[Dataset items]
..........
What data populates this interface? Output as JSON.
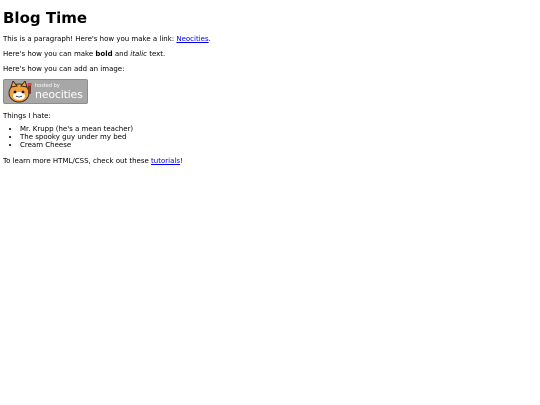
{
  "title": "Blog Time",
  "para1": {
    "text": "This is a paragraph! Here's how you make a link: ",
    "link": "Neocities",
    "end": "."
  },
  "para2": {
    "before": "Here's how you can make ",
    "bold": "bold",
    "middle": " and ",
    "italic": "italic",
    "after": " text."
  },
  "para3": "Here's how you can add an image:",
  "badge": {
    "small_text": "hosted by",
    "big_text": "neocities",
    "icon": "neocities-cat-logo"
  },
  "para4": "Things I hate:",
  "hates": [
    "Mr. Krupp (he's a mean teacher)",
    "The spooky guy under my bed",
    "Cream Cheese"
  ],
  "para5": {
    "before": "To learn more HTML/CSS, check out these ",
    "link": "tutorials",
    "after": "!"
  },
  "colors": {
    "link": "#0000ee",
    "badge_bg": "#a7a7a7"
  }
}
..........
Task goal: Please write out all the data again word for word, but not the pictures.

Task response:
What data populates this interface? Output as JSON.
{
  "title": "Blog Time",
  "para1": {
    "text": "This is a paragraph! Here's how you make a link: ",
    "link": "Neocities",
    "end": "."
  },
  "para2": {
    "before": "Here's how you can make ",
    "bold": "bold",
    "middle": " and ",
    "italic": "italic",
    "after": " text."
  },
  "para3": "Here's how you can add an image:",
  "badge": {
    "small_text": "hosted by",
    "big_text": "neocities",
    "icon": "neocities-cat-logo"
  },
  "para4": "Things I hate:",
  "hates": [
    "Mr. Krupp (he's a mean teacher)",
    "The spooky guy under my bed",
    "Cream Cheese"
  ],
  "para5": {
    "before": "To learn more HTML/CSS, check out these ",
    "link": "tutorials",
    "after": "!"
  },
  "colors": {
    "link": "#0000ee",
    "badge_bg": "#a7a7a7"
  }
}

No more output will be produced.